- WRITTEN EXERCISE
Using the listing below, report all lines holding the word "date".

——

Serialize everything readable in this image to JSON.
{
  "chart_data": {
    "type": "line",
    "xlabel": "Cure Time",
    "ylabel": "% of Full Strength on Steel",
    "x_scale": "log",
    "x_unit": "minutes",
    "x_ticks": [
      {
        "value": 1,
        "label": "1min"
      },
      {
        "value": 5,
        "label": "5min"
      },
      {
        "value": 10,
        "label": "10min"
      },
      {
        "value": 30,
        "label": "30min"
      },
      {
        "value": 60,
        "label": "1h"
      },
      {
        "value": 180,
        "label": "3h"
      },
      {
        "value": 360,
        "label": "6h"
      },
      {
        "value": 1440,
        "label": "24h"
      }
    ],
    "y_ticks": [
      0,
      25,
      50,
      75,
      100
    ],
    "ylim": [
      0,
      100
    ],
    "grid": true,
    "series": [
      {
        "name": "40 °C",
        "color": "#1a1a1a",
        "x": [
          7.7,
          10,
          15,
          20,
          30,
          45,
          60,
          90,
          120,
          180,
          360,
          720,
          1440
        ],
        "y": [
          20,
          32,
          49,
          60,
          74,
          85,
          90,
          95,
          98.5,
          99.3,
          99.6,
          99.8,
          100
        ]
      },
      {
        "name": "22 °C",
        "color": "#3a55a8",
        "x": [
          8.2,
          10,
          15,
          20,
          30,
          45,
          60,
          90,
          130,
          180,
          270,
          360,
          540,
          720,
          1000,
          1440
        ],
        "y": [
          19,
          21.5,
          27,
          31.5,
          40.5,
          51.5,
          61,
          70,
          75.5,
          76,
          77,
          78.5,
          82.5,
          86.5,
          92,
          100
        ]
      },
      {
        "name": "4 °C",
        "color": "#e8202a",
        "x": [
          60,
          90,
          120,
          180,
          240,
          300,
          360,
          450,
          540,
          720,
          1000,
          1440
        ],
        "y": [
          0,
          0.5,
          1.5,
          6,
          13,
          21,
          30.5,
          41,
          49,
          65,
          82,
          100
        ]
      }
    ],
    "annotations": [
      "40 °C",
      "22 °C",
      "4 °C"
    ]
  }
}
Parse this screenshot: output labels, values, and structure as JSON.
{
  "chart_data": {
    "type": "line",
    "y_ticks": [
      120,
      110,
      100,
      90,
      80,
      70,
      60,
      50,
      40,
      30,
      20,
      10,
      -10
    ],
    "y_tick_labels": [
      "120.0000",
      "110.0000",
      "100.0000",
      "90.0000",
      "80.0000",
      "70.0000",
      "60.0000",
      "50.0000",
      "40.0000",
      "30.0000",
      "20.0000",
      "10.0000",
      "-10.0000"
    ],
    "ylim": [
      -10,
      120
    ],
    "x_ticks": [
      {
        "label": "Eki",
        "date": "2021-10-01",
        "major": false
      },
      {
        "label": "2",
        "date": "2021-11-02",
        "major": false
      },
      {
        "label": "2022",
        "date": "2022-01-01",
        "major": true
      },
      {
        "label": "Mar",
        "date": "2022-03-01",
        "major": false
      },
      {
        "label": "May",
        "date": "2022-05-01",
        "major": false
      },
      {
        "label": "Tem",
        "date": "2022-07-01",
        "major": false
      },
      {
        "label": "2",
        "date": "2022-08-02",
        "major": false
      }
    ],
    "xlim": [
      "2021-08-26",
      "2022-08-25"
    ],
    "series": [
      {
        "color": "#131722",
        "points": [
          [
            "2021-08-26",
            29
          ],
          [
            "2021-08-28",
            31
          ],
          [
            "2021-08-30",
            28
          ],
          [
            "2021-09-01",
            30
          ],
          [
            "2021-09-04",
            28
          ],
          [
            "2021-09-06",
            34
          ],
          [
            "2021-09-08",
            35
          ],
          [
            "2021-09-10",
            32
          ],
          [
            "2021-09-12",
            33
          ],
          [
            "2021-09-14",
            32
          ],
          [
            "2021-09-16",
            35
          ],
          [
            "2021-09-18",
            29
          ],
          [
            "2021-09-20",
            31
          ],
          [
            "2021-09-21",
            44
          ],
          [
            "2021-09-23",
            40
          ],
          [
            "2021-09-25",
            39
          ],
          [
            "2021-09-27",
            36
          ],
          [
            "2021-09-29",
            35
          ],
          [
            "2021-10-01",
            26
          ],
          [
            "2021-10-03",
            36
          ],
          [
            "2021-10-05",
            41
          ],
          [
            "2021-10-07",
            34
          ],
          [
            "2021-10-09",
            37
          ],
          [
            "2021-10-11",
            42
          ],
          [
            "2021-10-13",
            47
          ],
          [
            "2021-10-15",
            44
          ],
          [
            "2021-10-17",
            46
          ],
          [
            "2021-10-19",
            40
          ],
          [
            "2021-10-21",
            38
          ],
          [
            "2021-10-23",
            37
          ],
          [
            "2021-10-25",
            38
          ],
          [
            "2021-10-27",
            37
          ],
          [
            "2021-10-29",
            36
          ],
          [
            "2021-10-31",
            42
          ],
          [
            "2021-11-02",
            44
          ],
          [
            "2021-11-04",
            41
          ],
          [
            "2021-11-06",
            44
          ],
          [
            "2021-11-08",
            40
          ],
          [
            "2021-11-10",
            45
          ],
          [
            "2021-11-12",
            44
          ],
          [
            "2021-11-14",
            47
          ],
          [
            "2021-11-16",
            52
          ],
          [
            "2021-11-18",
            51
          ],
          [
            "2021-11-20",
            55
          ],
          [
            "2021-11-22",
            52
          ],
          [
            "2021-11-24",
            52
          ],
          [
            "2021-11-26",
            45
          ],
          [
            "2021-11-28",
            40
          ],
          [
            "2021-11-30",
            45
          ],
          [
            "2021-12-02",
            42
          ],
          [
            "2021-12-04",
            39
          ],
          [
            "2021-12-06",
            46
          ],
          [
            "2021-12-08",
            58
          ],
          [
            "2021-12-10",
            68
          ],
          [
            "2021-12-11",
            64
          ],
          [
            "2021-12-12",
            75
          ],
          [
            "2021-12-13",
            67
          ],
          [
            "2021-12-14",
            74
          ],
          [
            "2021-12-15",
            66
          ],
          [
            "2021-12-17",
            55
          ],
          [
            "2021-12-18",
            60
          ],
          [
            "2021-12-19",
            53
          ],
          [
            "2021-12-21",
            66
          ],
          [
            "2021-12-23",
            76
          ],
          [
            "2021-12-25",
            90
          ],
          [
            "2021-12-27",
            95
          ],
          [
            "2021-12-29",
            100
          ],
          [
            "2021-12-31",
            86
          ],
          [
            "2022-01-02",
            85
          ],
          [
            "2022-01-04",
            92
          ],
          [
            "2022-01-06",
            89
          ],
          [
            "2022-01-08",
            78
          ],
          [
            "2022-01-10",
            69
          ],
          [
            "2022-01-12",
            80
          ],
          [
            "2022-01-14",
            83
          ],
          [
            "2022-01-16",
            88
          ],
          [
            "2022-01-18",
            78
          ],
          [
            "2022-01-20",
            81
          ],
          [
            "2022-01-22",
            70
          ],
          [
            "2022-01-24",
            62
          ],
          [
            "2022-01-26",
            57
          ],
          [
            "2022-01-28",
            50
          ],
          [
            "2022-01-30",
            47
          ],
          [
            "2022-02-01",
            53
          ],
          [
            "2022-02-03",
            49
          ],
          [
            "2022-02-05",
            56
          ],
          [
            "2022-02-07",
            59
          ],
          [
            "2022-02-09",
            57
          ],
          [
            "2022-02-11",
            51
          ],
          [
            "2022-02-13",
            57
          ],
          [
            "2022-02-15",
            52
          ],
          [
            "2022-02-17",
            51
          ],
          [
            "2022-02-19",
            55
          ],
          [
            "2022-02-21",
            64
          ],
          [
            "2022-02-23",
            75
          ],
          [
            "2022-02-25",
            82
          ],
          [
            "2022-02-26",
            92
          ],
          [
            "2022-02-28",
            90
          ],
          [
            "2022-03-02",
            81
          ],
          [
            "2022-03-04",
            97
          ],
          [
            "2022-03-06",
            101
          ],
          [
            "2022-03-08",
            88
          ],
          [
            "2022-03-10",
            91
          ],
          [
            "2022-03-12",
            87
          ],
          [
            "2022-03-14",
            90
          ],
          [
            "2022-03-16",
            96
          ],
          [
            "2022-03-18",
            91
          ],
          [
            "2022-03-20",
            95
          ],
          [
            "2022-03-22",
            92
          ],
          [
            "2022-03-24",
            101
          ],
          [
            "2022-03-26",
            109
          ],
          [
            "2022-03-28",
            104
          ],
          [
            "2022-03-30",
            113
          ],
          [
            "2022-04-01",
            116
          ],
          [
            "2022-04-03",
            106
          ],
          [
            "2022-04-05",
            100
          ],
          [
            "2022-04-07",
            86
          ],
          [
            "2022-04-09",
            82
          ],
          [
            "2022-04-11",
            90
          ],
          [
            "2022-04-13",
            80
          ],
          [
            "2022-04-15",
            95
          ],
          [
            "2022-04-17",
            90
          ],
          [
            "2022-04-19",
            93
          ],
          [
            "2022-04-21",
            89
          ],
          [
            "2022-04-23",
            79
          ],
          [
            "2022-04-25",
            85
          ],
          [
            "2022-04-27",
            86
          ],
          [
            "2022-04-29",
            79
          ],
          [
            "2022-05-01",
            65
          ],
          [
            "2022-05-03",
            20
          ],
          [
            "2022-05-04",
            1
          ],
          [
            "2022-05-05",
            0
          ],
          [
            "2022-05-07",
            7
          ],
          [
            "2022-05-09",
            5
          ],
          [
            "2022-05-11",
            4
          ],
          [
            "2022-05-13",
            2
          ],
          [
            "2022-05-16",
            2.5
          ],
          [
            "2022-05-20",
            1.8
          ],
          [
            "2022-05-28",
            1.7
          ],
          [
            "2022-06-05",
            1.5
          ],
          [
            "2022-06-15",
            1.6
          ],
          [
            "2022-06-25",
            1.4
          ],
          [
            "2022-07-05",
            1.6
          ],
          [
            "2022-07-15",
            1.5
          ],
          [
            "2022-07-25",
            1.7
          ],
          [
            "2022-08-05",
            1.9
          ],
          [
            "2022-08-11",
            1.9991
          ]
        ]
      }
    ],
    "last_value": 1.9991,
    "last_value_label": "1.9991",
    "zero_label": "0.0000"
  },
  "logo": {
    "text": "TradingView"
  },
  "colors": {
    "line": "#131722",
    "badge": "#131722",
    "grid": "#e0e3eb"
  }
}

——

- RESULT OF THIS TASK
        "date": "2021-10-01",
        "date": "2021-11-02",
        "date": "2022-01-01",
        "date": "2022-03-01",
        "date": "2022-05-01",
        "date": "2022-07-01",
        "date": "2022-08-02",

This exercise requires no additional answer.